• _AIM_: Write out the data below exactly as given, without any of its pictures.

• _RECORDS FOR THIS EXERCISE_:
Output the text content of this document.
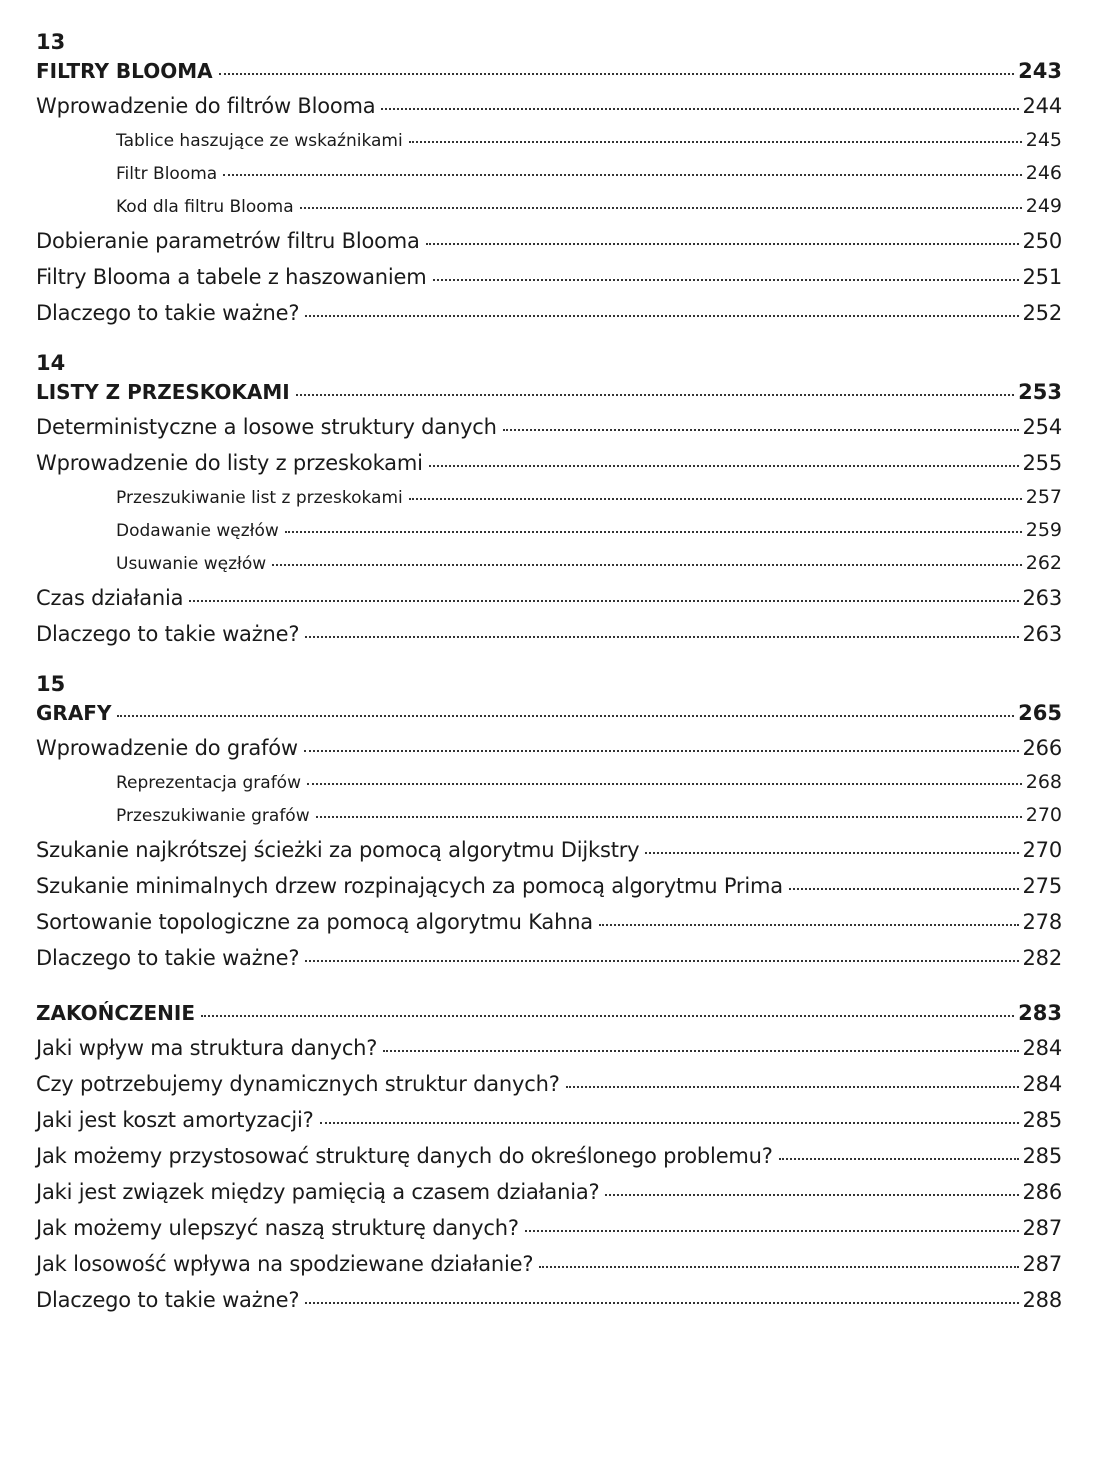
13
FILTRY BLOOMA	243
Wprowadzenie do filtrów Blooma	244
Tablice haszujące ze wskaźnikami	245
Filtr Blooma	246
Kod dla filtru Blooma	249
Dobieranie parametrów filtru Blooma	250
Filtry Blooma a tabele z haszowaniem	251
Dlaczego to takie ważne?	252
14
LISTY Z PRZESKOKAMI	253
Deterministyczne a losowe struktury danych	254
Wprowadzenie do listy z przeskokami	255
Przeszukiwanie list z przeskokami	257
Dodawanie węzłów	259
Usuwanie węzłów	262
Czas działania	263
Dlaczego to takie ważne?	263
15
GRAFY	265
Wprowadzenie do grafów	266
Reprezentacja grafów	268
Przeszukiwanie grafów	270
Szukanie najkrótszej ścieżki za pomocą algorytmu Dijkstry	270
Szukanie minimalnych drzew rozpinających za pomocą algorytmu Prima	275
Sortowanie topologiczne za pomocą algorytmu Kahna	278
Dlaczego to takie ważne?	282
ZAKOŃCZENIE	283
Jaki wpływ ma struktura danych?	284
Czy potrzebujemy dynamicznych struktur danych?	284
Jaki jest koszt amortyzacji?	285
Jak możemy przystosować strukturę danych do określonego problemu?	285
Jaki jest związek między pamięcią a czasem działania?	286
Jak możemy ulepszyć naszą strukturę danych?	287
Jak losowość wpływa na spodziewane działanie?	287
Dlaczego to takie ważne?	288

• _THE ANSWER_:
Output the text content of this document.
13
FILTRY BLOOMA	243
Wprowadzenie do filtrów Blooma	244
Tablice haszujące ze wskaźnikami	245
Filtr Blooma	246
Kod dla filtru Blooma	249
Dobieranie parametrów filtru Blooma	250
Filtry Blooma a tabele z haszowaniem	251
Dlaczego to takie ważne?	252
14
LISTY Z PRZESKOKAMI	253
Deterministyczne a losowe struktury danych	254
Wprowadzenie do listy z przeskokami	255
Przeszukiwanie list z przeskokami	257
Dodawanie węzłów	259
Usuwanie węzłów	262
Czas działania	263
Dlaczego to takie ważne?	263
15
GRAFY	265
Wprowadzenie do grafów	266
Reprezentacja grafów	268
Przeszukiwanie grafów	270
Szukanie najkrótszej ścieżki za pomocą algorytmu Dijkstry	270
Szukanie minimalnych drzew rozpinających za pomocą algorytmu Prima	275
Sortowanie topologiczne za pomocą algorytmu Kahna	278
Dlaczego to takie ważne?	282
ZAKOŃCZENIE	283
Jaki wpływ ma struktura danych?	284
Czy potrzebujemy dynamicznych struktur danych?	284
Jaki jest koszt amortyzacji?	285
Jak możemy przystosować strukturę danych do określonego problemu?	285
Jaki jest związek między pamięcią a czasem działania?	286
Jak możemy ulepszyć naszą strukturę danych?	287
Jak losowość wpływa na spodziewane działanie?	287
Dlaczego to takie ważne?	288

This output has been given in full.